Task directions
Pull out every line with the word "stress".

Records for the task
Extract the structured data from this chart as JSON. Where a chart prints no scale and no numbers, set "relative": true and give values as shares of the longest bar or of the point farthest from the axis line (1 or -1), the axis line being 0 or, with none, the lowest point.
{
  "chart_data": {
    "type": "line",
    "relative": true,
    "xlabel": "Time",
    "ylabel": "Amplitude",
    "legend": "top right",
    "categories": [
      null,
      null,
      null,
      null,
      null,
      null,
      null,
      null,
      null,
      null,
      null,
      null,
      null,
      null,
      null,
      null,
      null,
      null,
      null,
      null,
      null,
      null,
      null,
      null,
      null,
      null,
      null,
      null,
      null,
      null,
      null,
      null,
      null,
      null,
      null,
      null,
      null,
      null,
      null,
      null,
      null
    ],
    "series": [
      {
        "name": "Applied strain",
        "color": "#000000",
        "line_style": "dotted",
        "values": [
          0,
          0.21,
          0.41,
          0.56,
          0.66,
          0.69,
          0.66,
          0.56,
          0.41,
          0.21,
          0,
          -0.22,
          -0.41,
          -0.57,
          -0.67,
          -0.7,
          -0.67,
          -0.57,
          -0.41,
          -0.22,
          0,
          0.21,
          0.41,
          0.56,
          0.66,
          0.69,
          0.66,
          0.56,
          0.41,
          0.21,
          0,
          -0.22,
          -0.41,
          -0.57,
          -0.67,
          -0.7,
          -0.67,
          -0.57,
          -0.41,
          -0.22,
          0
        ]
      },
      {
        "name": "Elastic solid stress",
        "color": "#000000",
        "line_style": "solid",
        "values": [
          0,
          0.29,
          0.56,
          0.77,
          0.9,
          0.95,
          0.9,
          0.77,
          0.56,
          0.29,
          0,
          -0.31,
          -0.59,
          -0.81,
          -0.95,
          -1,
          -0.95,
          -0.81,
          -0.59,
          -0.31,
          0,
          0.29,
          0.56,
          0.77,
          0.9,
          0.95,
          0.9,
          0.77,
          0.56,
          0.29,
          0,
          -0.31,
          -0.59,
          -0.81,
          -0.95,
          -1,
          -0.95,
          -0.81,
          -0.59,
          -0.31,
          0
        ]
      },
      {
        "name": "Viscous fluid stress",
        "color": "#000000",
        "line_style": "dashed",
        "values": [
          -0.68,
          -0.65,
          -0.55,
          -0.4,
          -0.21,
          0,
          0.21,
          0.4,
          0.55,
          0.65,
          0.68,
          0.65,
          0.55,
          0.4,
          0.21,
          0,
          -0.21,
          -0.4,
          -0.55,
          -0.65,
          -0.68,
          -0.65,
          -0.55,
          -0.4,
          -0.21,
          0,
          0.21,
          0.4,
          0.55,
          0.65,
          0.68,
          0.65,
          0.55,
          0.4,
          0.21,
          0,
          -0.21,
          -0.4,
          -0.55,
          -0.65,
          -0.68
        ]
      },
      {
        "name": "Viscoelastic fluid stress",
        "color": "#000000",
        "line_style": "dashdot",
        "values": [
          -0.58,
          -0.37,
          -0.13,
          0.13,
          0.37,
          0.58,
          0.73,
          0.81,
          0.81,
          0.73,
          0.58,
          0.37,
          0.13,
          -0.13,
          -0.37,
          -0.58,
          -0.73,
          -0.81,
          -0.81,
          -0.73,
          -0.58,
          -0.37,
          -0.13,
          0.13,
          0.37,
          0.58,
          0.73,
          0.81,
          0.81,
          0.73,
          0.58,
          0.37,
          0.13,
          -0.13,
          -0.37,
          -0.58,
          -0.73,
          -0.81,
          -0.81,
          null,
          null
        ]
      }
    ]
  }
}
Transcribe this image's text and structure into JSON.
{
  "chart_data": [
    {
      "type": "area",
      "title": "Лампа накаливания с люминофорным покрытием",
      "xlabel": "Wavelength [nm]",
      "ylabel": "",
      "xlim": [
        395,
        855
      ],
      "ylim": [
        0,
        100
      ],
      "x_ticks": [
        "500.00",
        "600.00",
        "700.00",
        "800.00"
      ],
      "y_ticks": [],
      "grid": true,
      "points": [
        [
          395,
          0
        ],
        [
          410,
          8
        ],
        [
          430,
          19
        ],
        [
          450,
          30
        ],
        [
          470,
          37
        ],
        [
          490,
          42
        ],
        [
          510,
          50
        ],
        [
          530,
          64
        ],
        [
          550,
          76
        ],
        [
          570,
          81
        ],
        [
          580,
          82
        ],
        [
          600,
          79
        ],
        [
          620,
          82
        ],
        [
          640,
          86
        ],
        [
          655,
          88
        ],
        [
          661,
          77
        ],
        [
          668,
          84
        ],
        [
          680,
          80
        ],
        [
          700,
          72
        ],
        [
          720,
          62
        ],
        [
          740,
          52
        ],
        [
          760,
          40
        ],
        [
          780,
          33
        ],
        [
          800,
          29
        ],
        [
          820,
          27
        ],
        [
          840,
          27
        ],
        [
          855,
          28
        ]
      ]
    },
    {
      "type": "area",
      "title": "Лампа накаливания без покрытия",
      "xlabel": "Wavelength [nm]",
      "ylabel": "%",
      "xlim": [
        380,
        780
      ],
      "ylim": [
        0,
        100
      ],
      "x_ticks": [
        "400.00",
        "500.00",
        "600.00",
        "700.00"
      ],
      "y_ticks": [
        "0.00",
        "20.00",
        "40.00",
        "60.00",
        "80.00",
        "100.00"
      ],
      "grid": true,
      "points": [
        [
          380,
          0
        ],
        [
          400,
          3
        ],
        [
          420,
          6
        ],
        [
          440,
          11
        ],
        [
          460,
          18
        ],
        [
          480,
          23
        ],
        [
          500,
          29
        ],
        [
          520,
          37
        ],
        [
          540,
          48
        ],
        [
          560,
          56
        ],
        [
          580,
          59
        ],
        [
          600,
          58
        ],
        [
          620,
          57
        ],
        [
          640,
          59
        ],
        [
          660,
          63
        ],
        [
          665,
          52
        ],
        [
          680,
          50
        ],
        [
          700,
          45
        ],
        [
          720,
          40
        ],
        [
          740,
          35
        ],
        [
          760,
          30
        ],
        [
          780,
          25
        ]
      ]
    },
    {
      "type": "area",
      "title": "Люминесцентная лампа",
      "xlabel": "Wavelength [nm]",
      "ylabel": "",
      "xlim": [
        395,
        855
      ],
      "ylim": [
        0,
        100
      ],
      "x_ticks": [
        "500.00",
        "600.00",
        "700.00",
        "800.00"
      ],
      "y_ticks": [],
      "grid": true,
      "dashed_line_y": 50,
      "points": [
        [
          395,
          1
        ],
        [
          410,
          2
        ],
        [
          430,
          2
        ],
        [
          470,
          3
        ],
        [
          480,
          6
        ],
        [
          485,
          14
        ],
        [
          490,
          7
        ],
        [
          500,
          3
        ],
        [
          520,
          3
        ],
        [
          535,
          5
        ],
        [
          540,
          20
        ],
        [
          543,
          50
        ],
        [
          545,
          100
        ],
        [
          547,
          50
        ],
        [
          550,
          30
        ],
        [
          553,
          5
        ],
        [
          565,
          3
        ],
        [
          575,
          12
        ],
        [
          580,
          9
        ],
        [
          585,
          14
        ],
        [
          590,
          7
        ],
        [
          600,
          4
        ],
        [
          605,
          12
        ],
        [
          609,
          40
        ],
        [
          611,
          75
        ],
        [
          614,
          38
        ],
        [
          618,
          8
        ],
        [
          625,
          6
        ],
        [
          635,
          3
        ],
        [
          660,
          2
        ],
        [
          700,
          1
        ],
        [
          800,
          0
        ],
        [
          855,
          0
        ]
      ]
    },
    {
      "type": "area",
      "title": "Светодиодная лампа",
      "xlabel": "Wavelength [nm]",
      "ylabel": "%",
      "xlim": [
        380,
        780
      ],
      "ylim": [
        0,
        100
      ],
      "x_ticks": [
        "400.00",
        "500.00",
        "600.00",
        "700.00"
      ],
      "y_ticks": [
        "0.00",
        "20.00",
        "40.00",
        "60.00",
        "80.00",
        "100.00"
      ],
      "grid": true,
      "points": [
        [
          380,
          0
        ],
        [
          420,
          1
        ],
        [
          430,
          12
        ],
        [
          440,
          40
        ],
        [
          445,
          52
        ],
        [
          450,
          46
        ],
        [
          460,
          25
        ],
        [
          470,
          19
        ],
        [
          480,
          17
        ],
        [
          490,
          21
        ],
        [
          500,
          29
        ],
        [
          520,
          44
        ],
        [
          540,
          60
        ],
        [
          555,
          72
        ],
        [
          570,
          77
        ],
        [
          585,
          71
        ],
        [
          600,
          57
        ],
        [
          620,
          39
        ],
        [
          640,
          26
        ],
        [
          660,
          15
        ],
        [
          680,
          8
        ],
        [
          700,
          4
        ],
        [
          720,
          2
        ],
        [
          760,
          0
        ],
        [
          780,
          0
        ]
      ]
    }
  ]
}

Exercise result
        "name": "Elastic solid stress",
        "name": "Viscous fluid stress",
        "name": "Viscoelastic fluid stress",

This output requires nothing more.